#### [EXERCISE PROMPT]
Reproduce every record exactly as it appears, but not the pictures.

(Saved data entries)

<<<<

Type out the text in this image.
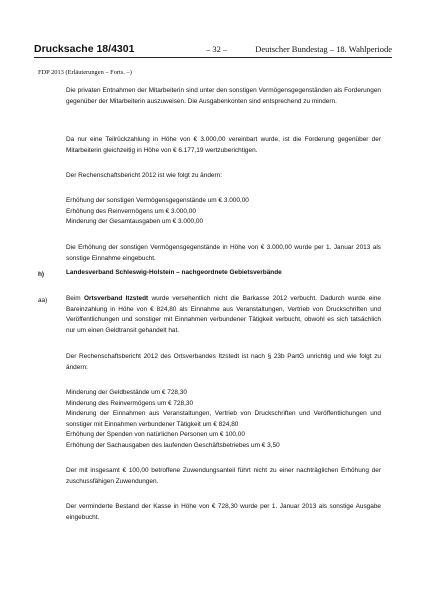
Drucksache 18/4301	– 32 –	Deutscher Bundestag – 18. Wahlperiode
FDP 2013 (Erläuterungen – Forts. –)

Die privaten Entnahmen der Mitarbeiterin sind unter den sonstigen Vermögensgegenständen als Forderungen gegenüber der Mitarbeiterin auszuweisen. Die Ausgabenkonten sind entsprechend zu mindern.

Da nur eine Teilrückzahlung in Höhe von € 3.000,00 vereinbart wurde, ist die Forderung gegenüber der Mitarbeiterin gleichzeitig in Höhe von € 6.177,19 wertzuberichtigen.

Der Rechenschaftsbericht 2012 ist wie folgt zu ändern:

Erhöhung der sonstigen Vermögensgegenstände um € 3.000,00
Erhöhung des Reinvermögens um € 3.000,00
Minderung der Gesamtausgaben um € 3.000,00

Die Erhöhung der sonstigen Vermögensgegenstände in Höhe von € 3.000,00 wurde per 1. Januar 2013 als sonstige Einnahme eingebucht.

h)	Landesverband Schleswig-Holstein – nachgeordnete Gebietsverbände

aa)	Beim Ortsverband Itzstedt wurde versehentlich nicht die Barkasse 2012 verbucht. Dadurch wurde eine Bareinzahlung in Höhe von € 824,80 als Einnahme aus Veranstaltungen, Vertrieb von Druckschriften und Veröffentlichungen und sonstiger mit Einnahmen verbundener Tätigkeit verbucht, obwohl es sich tatsächlich nur um einen Geldtransit gehandelt hat.

Der Rechenschaftsbericht 2012 des Ortsverbandes Itzstedt ist nach § 23b PartG unrichtig und wie folgt zu ändern:

Minderung der Geldbestände um € 728,30
Minderung des Reinvermögens um € 728,30
Minderung der Einnahmen aus Veranstaltungen, Vertrieb von Druckschriften und Veröffentlichungen und sonstiger mit Einnahmen verbundener Tätigkeit um € 824,80
Erhöhung der Spenden von natürlichen Personen um € 100,00
Erhöhung der Sachausgaben des laufenden Geschäftsbetriebes um € 3,50

Der mit insgesamt € 100,00 betroffene Zuwendungsanteil führt nicht zu einer nachträglichen Erhöhung der zuschussfähigen Zuwendungen.

Der verminderte Bestand der Kasse in Höhe von € 728,30 wurde per 1. Januar 2013 als sonstige Ausgabe eingebucht.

>>>>

#### [SOLUTION TO THIS TASK]
Type out the text in this image.
Drucksache 18/4301	– 32 –	Deutscher Bundestag – 18. Wahlperiode
FDP 2013 (Erläuterungen – Forts. –)

Die privaten Entnahmen der Mitarbeiterin sind unter den sonstigen Vermögensgegenständen als Forderungen gegenüber der Mitarbeiterin auszuweisen. Die Ausgabenkonten sind entsprechend zu mindern.

Da nur eine Teilrückzahlung in Höhe von € 3.000,00 vereinbart wurde, ist die Forderung gegenüber der Mitarbeiterin gleichzeitig in Höhe von € 6.177,19 wertzuberichtigen.

Der Rechenschaftsbericht 2012 ist wie folgt zu ändern:

Erhöhung der sonstigen Vermögensgegenstände um € 3.000,00
Erhöhung des Reinvermögens um € 3.000,00
Minderung der Gesamtausgaben um € 3.000,00

Die Erhöhung der sonstigen Vermögensgegenstände in Höhe von € 3.000,00 wurde per 1. Januar 2013 als sonstige Einnahme eingebucht.

h)	Landesverband Schleswig-Holstein – nachgeordnete Gebietsverbände

aa)	Beim Ortsverband Itzstedt wurde versehentlich nicht die Barkasse 2012 verbucht. Dadurch wurde eine Bareinzahlung in Höhe von € 824,80 als Einnahme aus Veranstaltungen, Vertrieb von Druckschriften und Veröffentlichungen und sonstiger mit Einnahmen verbundener Tätigkeit verbucht, obwohl es sich tatsächlich nur um einen Geldtransit gehandelt hat.

Der Rechenschaftsbericht 2012 des Ortsverbandes Itzstedt ist nach § 23b PartG unrichtig und wie folgt zu ändern:

Minderung der Geldbestände um € 728,30
Minderung des Reinvermögens um € 728,30
Minderung der Einnahmen aus Veranstaltungen, Vertrieb von Druckschriften und Veröffentlichungen und sonstiger mit Einnahmen verbundener Tätigkeit um € 824,80
Erhöhung der Spenden von natürlichen Personen um € 100,00
Erhöhung der Sachausgaben des laufenden Geschäftsbetriebes um € 3,50

Der mit insgesamt € 100,00 betroffene Zuwendungsanteil führt nicht zu einer nachträglichen Erhöhung der zuschussfähigen Zuwendungen.

Der verminderte Bestand der Kasse in Höhe von € 728,30 wurde per 1. Januar 2013 als sonstige Ausgabe eingebucht.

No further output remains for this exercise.